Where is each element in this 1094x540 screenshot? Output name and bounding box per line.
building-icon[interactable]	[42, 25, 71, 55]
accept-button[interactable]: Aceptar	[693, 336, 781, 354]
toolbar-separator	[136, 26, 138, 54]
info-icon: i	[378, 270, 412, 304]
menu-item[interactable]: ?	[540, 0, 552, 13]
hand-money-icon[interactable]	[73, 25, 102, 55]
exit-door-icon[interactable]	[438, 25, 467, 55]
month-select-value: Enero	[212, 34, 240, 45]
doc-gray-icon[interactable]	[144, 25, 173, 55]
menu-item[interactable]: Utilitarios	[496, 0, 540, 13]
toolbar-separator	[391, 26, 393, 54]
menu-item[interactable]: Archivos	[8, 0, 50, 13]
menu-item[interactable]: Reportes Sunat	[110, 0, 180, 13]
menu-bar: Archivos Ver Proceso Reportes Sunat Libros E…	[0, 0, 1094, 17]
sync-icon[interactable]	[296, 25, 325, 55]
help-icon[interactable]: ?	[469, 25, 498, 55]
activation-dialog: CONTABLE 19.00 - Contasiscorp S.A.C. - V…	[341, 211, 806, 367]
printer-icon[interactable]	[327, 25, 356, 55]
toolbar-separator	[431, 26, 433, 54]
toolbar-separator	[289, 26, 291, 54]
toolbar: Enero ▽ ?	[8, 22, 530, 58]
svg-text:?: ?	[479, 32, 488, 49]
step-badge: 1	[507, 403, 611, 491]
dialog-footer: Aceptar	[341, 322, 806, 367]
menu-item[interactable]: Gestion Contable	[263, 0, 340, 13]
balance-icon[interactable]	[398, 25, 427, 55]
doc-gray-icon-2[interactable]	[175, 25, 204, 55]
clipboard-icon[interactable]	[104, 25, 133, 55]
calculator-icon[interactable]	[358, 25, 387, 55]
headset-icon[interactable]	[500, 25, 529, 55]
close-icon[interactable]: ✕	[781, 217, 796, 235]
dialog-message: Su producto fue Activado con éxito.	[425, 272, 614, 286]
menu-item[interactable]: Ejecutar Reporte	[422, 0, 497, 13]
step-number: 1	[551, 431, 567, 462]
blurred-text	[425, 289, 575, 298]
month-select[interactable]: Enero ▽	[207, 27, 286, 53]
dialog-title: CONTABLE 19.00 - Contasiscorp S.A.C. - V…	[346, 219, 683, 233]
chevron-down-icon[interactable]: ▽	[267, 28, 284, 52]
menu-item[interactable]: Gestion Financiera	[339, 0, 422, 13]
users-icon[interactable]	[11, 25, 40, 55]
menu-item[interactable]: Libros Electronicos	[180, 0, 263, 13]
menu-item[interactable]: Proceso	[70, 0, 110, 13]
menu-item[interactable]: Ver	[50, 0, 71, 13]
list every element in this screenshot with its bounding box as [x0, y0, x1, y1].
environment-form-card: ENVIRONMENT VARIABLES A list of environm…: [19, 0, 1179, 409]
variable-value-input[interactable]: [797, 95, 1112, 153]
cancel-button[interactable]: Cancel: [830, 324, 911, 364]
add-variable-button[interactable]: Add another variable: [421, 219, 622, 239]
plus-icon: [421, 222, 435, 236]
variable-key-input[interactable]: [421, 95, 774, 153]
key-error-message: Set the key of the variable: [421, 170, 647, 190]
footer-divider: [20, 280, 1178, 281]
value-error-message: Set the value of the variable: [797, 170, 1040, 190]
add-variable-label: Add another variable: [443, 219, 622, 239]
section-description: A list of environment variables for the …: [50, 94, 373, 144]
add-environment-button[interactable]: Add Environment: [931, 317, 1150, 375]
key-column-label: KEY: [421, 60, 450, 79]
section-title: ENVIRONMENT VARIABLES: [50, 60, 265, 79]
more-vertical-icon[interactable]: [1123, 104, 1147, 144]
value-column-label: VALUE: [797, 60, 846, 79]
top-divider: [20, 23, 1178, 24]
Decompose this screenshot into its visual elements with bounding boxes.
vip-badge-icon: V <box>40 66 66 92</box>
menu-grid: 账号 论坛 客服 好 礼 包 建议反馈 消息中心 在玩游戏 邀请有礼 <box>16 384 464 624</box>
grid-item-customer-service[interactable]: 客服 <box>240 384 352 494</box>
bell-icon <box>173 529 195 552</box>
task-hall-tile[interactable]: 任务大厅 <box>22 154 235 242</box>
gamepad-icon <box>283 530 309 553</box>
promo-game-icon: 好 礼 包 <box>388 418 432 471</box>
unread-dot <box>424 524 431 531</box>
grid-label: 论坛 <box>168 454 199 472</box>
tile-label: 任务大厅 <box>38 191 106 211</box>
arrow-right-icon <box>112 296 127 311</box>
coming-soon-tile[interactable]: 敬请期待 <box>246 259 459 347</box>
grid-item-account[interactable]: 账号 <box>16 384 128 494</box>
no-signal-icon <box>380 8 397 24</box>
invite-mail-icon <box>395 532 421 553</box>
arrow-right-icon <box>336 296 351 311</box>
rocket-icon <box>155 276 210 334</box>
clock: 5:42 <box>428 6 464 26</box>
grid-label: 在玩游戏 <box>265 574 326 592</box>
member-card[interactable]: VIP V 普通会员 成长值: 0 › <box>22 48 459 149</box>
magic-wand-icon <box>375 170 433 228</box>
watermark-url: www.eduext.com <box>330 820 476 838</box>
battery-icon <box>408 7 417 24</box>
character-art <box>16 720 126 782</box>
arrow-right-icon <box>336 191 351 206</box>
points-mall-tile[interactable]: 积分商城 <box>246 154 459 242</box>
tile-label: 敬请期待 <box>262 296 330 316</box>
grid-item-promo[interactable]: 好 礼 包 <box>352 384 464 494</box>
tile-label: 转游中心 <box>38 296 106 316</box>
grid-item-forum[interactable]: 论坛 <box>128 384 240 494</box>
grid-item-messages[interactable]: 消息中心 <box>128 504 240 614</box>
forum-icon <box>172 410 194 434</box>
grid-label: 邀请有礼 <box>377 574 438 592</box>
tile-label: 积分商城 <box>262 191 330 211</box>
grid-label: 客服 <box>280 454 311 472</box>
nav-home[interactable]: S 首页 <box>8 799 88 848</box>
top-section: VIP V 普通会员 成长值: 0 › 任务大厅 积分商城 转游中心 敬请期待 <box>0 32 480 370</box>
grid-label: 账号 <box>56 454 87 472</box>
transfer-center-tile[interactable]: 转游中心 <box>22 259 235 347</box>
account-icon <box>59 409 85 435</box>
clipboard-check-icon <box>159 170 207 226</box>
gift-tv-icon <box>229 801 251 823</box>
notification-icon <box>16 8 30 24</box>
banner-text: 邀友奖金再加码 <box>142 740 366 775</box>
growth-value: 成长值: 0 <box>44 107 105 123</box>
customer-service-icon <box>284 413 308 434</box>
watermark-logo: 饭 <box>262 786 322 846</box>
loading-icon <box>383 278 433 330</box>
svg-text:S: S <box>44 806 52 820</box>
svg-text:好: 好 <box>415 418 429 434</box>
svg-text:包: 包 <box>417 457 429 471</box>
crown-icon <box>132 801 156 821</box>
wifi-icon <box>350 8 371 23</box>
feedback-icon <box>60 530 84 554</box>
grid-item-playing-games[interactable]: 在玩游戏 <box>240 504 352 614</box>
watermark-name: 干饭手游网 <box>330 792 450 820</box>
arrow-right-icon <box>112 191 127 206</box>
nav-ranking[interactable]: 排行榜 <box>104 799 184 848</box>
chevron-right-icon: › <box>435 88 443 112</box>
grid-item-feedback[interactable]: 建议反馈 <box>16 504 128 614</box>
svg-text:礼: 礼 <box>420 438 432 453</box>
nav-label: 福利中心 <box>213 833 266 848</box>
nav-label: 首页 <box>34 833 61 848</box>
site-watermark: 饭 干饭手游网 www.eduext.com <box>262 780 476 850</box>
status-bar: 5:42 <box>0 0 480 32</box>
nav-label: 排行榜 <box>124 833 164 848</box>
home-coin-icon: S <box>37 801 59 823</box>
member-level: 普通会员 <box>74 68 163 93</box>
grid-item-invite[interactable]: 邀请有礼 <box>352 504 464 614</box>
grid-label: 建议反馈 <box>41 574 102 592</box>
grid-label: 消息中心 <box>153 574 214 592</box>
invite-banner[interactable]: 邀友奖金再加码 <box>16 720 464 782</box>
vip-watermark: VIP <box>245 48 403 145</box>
####################
> _Stated problem_
Reproduce the material verbatim from its first line through the line containing "environment-form-card: ENVIRONMENT VARIABLES", both ends included.

> _Exercise result_
Where is each element in this 1094x540 screenshot? Output name and bounding box per line.
building-icon[interactable]	[42, 25, 71, 55]
accept-button[interactable]: Aceptar	[693, 336, 781, 354]
toolbar-separator	[136, 26, 138, 54]
info-icon: i	[378, 270, 412, 304]
menu-item[interactable]: ?	[540, 0, 552, 13]
hand-money-icon[interactable]	[73, 25, 102, 55]
exit-door-icon[interactable]	[438, 25, 467, 55]
month-select-value: Enero	[212, 34, 240, 45]
doc-gray-icon[interactable]	[144, 25, 173, 55]
menu-item[interactable]: Utilitarios	[496, 0, 540, 13]
toolbar-separator	[391, 26, 393, 54]
menu-item[interactable]: Archivos	[8, 0, 50, 13]
menu-item[interactable]: Reportes Sunat	[110, 0, 180, 13]
menu-bar: Archivos Ver Proceso Reportes Sunat Libros E…	[0, 0, 1094, 17]
sync-icon[interactable]	[296, 25, 325, 55]
help-icon[interactable]: ?	[469, 25, 498, 55]
activation-dialog: CONTABLE 19.00 - Contasiscorp S.A.C. - V…	[341, 211, 806, 367]
printer-icon[interactable]	[327, 25, 356, 55]
toolbar-separator	[431, 26, 433, 54]
toolbar-separator	[289, 26, 291, 54]
toolbar: Enero ▽ ?	[8, 22, 530, 58]
svg-text:?: ?	[479, 32, 488, 49]
step-badge: 1	[507, 403, 611, 491]
dialog-footer: Aceptar	[341, 322, 806, 367]
menu-item[interactable]: Gestion Contable	[263, 0, 340, 13]
balance-icon[interactable]	[398, 25, 427, 55]
doc-gray-icon-2[interactable]	[175, 25, 204, 55]
clipboard-icon[interactable]	[104, 25, 133, 55]
calculator-icon[interactable]	[358, 25, 387, 55]
headset-icon[interactable]	[500, 25, 529, 55]
close-icon[interactable]: ✕	[781, 217, 796, 235]
dialog-message: Su producto fue Activado con éxito.	[425, 272, 614, 286]
menu-item[interactable]: Ejecutar Reporte	[422, 0, 497, 13]
step-number: 1	[551, 431, 567, 462]
blurred-text	[425, 289, 575, 298]
month-select[interactable]: Enero ▽	[207, 27, 286, 53]
dialog-title: CONTABLE 19.00 - Contasiscorp S.A.C. - V…	[346, 219, 683, 233]
chevron-down-icon[interactable]: ▽	[267, 28, 284, 52]
menu-item[interactable]: Gestion Financiera	[339, 0, 422, 13]
users-icon[interactable]	[11, 25, 40, 55]
menu-item[interactable]: Libros Electronicos	[180, 0, 263, 13]
menu-item[interactable]: Proceso	[70, 0, 110, 13]
menu-item[interactable]: Ver	[50, 0, 71, 13]
list every element in this screenshot with its bounding box as [x0, y0, x1, y1].
environment-form-card: ENVIRONMENT VARIABLES A list of environm…: [19, 0, 1179, 409]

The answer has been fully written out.